--- Begin ---
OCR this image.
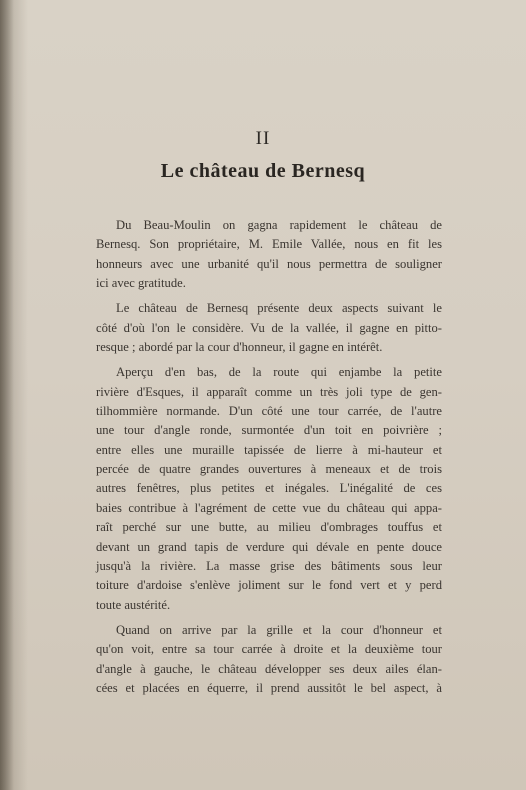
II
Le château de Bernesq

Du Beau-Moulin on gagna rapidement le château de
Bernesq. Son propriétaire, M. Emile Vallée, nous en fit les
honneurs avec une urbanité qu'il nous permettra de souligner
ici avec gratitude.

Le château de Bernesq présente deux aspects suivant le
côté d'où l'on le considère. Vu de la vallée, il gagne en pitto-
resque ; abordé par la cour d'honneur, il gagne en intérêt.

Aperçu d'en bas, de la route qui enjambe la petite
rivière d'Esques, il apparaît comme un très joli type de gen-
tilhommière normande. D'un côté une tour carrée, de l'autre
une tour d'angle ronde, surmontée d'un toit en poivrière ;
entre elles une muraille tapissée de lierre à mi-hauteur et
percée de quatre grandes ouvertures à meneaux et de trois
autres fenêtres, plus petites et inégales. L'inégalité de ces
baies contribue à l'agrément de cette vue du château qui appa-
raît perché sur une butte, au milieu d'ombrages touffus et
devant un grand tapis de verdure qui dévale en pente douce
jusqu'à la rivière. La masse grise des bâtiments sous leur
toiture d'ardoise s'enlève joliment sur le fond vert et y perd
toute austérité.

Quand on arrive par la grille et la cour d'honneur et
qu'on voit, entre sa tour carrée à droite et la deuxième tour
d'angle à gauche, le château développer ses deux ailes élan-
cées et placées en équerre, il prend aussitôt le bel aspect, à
--- End ---
--- Begin ---
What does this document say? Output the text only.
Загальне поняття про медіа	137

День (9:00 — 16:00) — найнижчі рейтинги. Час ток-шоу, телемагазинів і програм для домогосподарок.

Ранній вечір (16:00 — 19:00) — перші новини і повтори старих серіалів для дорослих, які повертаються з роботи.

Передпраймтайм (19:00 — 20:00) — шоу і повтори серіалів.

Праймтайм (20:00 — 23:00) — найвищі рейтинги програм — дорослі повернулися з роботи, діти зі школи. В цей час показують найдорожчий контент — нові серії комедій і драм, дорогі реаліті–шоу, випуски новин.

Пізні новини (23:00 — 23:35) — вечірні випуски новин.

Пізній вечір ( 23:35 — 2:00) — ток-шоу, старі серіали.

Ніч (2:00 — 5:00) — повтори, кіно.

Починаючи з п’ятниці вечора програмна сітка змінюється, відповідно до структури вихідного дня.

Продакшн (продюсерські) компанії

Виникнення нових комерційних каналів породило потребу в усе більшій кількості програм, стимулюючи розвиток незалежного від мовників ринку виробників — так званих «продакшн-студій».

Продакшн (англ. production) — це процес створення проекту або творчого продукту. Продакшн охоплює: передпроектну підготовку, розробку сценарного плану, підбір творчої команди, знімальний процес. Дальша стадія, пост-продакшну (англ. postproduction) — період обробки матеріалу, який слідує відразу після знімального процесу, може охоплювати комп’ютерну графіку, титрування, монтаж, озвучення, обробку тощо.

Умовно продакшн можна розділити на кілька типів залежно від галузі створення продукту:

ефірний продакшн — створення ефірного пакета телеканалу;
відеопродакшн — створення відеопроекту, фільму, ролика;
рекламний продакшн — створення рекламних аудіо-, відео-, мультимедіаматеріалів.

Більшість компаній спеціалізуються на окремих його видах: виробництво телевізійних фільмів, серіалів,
--- End ---
--- Begin ---
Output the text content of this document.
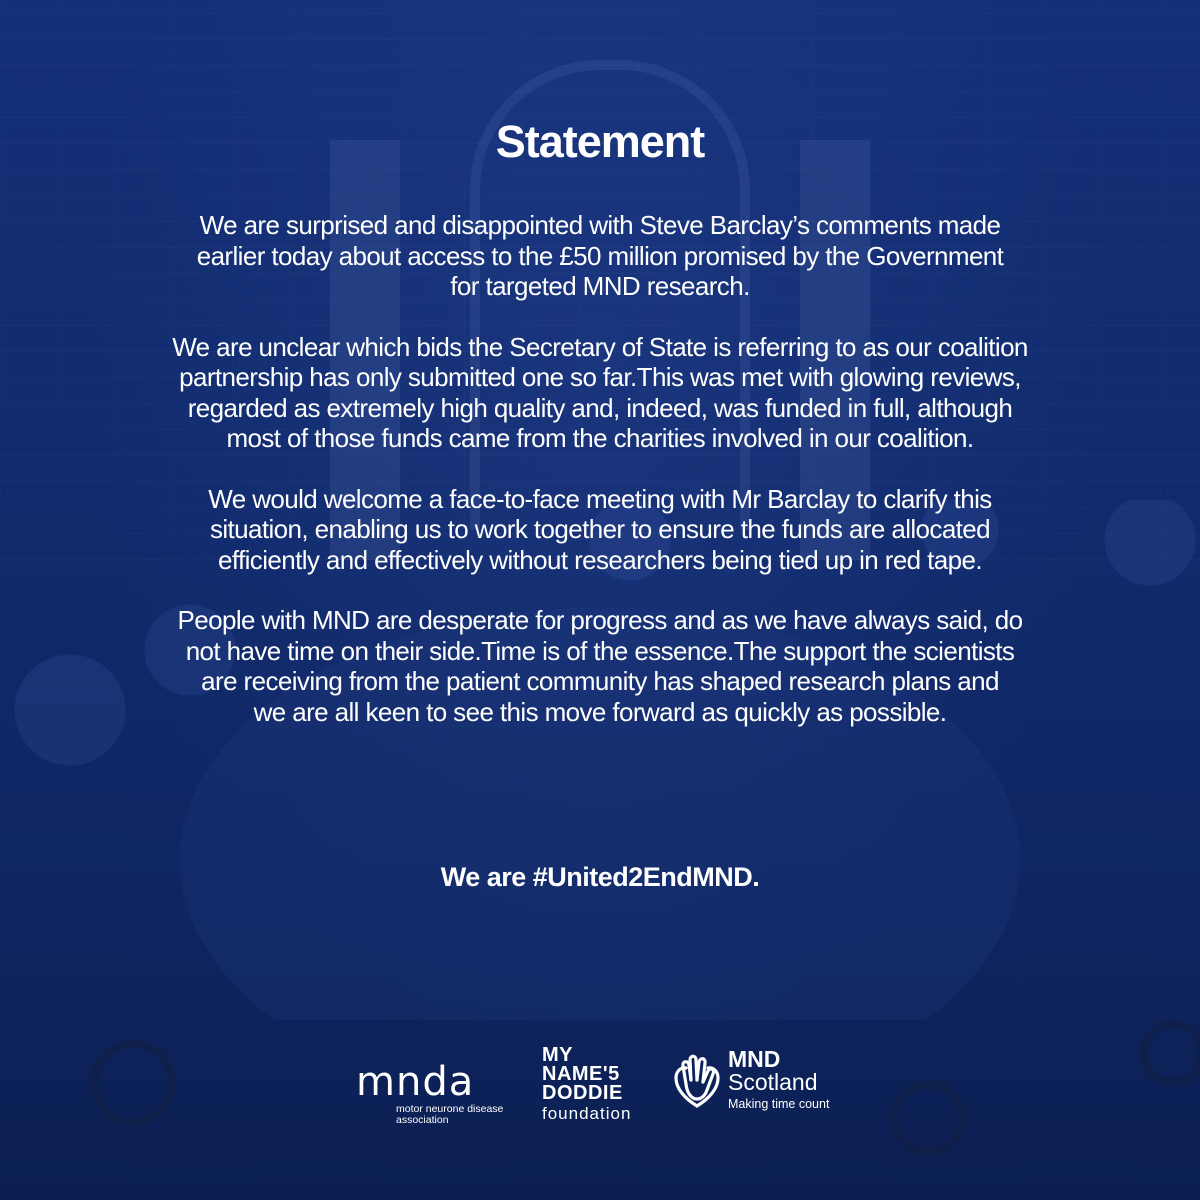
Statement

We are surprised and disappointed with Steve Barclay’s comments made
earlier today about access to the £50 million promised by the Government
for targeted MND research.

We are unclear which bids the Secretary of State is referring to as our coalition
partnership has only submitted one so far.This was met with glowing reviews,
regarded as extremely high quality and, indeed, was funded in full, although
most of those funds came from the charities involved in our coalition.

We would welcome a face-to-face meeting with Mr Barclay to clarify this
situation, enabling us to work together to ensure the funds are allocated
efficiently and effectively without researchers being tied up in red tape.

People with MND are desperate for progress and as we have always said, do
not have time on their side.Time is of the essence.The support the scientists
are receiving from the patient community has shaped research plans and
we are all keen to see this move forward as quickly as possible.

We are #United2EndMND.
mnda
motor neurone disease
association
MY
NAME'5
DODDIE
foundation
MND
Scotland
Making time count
--- End ---
Task directions:
Your answer should be a single number: the count of lines holding the word "tour".

Task answer:
3